Entries with boxed elements
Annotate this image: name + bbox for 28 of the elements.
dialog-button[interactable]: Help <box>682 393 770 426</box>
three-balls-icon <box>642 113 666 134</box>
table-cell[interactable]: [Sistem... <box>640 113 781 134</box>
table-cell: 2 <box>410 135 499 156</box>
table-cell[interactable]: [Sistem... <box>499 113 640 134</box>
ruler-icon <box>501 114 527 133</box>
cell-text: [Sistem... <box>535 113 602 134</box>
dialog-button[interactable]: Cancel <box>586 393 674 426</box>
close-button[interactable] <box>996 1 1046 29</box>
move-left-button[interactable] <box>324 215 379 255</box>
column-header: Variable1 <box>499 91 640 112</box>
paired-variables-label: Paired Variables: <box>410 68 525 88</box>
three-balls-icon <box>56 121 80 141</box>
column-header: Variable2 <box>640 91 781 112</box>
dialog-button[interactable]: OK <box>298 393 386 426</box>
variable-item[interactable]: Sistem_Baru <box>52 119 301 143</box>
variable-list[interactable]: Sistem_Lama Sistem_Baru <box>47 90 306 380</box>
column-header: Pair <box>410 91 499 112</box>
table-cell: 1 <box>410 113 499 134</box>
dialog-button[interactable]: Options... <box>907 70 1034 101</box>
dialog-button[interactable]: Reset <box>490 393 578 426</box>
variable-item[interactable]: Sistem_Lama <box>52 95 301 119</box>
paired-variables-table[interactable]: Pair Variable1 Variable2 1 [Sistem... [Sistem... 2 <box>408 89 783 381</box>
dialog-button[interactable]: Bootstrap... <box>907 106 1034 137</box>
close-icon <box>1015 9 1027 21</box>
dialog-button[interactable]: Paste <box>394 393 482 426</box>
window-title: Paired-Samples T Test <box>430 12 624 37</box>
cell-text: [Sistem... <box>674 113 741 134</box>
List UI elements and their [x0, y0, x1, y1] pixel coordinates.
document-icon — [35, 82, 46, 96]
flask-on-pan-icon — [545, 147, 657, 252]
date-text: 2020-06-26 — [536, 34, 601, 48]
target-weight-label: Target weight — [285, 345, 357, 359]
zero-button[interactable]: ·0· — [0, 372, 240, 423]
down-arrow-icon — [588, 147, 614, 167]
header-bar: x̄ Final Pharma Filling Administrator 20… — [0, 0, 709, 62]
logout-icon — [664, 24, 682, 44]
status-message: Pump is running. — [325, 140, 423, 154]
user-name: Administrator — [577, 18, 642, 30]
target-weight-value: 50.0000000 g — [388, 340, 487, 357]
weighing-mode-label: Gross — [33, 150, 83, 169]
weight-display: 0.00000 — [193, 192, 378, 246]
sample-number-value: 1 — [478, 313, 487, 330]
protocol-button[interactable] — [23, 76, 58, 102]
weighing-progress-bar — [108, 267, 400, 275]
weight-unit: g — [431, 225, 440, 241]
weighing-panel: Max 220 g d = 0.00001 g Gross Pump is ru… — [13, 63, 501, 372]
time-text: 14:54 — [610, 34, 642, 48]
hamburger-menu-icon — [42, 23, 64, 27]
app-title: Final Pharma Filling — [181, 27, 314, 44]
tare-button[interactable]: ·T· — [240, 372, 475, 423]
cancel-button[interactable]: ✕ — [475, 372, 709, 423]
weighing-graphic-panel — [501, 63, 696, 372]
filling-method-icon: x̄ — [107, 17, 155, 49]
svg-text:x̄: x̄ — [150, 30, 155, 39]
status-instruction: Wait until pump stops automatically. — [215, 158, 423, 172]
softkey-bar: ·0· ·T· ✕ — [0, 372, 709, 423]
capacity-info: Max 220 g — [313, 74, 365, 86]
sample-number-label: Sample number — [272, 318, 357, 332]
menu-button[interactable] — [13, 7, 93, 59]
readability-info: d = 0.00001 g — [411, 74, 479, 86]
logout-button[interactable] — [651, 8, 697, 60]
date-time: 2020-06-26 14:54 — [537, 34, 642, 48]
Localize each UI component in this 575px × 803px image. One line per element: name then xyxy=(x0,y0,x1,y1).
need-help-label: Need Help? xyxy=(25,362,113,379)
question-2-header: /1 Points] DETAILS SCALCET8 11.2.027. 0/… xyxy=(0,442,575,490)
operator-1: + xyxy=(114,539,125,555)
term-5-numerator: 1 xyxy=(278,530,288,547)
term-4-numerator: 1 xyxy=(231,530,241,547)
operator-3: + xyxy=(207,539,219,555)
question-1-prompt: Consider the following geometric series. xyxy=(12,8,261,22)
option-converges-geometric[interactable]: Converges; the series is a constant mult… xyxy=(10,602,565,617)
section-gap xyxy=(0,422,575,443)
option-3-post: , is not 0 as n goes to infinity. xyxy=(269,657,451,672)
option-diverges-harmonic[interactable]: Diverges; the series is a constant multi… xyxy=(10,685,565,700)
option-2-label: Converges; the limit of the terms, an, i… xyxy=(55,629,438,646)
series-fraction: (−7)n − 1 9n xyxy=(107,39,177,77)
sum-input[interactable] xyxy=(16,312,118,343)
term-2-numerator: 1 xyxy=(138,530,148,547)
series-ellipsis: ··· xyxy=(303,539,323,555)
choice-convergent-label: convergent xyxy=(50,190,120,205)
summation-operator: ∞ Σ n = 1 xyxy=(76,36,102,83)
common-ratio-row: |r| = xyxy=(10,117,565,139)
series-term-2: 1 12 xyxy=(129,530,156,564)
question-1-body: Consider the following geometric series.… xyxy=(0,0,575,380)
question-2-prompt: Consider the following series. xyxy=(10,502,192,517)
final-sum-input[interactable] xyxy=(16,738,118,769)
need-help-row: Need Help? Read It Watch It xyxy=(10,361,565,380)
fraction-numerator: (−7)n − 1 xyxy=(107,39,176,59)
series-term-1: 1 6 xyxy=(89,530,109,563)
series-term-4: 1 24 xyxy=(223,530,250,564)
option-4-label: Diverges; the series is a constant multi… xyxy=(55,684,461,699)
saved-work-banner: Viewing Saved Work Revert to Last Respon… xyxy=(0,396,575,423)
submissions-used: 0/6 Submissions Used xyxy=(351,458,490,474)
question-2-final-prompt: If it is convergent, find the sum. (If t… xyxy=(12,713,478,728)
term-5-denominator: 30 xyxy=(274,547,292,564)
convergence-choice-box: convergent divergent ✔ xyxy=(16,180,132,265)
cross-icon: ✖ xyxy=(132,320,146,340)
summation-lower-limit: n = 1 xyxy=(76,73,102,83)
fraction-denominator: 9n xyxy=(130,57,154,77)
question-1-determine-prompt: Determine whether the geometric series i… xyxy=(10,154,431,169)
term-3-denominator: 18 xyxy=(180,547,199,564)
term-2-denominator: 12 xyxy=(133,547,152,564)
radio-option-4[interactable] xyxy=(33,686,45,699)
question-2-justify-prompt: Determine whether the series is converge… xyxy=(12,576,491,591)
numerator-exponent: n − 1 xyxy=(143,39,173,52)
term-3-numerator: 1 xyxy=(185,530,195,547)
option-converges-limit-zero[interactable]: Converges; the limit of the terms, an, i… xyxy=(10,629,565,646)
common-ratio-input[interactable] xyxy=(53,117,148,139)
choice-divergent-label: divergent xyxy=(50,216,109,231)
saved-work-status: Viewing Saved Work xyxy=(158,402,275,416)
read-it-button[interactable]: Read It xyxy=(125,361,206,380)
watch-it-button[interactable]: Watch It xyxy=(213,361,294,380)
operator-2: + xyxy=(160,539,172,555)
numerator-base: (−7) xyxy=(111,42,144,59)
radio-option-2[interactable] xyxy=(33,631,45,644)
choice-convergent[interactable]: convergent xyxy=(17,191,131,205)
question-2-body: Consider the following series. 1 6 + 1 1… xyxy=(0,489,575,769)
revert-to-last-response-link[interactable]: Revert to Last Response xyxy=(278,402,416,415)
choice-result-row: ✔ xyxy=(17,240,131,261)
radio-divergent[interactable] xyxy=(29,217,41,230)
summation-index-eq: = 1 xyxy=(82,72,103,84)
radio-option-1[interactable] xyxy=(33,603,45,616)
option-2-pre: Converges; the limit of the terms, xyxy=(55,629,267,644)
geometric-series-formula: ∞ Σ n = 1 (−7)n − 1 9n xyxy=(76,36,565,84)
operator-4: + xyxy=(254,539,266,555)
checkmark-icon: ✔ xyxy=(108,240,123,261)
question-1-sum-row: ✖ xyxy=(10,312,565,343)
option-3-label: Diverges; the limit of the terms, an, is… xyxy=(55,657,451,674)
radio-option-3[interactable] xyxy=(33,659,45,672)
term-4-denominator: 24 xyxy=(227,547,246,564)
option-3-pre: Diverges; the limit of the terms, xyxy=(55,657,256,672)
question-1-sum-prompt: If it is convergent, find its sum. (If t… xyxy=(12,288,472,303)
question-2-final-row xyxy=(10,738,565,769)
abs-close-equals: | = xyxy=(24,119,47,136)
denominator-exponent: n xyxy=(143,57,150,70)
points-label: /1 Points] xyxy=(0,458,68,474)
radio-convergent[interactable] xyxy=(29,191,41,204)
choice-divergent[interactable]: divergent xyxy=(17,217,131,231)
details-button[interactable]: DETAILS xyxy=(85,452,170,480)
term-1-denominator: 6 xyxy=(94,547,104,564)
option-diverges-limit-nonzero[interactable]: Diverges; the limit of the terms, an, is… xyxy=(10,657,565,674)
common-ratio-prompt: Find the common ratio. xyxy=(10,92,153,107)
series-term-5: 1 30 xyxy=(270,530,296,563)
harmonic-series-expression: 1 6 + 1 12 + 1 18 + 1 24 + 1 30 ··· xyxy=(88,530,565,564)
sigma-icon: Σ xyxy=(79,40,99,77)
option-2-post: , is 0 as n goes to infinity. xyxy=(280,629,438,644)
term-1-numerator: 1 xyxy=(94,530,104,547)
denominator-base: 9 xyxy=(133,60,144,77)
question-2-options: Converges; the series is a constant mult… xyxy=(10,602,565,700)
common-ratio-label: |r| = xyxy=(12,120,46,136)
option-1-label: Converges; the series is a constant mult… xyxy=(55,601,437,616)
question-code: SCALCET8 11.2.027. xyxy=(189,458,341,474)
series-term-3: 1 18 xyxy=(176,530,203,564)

(TO DO)
Write out the entries unchanged, from the first line up to and including the line with "table-cell: 1 <box>410 113 499 134</box>".

(RESULT OF THIS TASK)
Annotate this image: name + bbox for 28 of the elements.
dialog-button[interactable]: Help <box>682 393 770 426</box>
three-balls-icon <box>642 113 666 134</box>
table-cell[interactable]: [Sistem... <box>640 113 781 134</box>
table-cell: 2 <box>410 135 499 156</box>
table-cell[interactable]: [Sistem... <box>499 113 640 134</box>
ruler-icon <box>501 114 527 133</box>
cell-text: [Sistem... <box>535 113 602 134</box>
dialog-button[interactable]: Cancel <box>586 393 674 426</box>
close-button[interactable] <box>996 1 1046 29</box>
move-left-button[interactable] <box>324 215 379 255</box>
column-header: Variable1 <box>499 91 640 112</box>
paired-variables-label: Paired Variables: <box>410 68 525 88</box>
three-balls-icon <box>56 121 80 141</box>
column-header: Variable2 <box>640 91 781 112</box>
dialog-button[interactable]: OK <box>298 393 386 426</box>
variable-item[interactable]: Sistem_Baru <box>52 119 301 143</box>
variable-list[interactable]: Sistem_Lama Sistem_Baru <box>47 90 306 380</box>
column-header: Pair <box>410 91 499 112</box>
table-cell: 1 <box>410 113 499 134</box>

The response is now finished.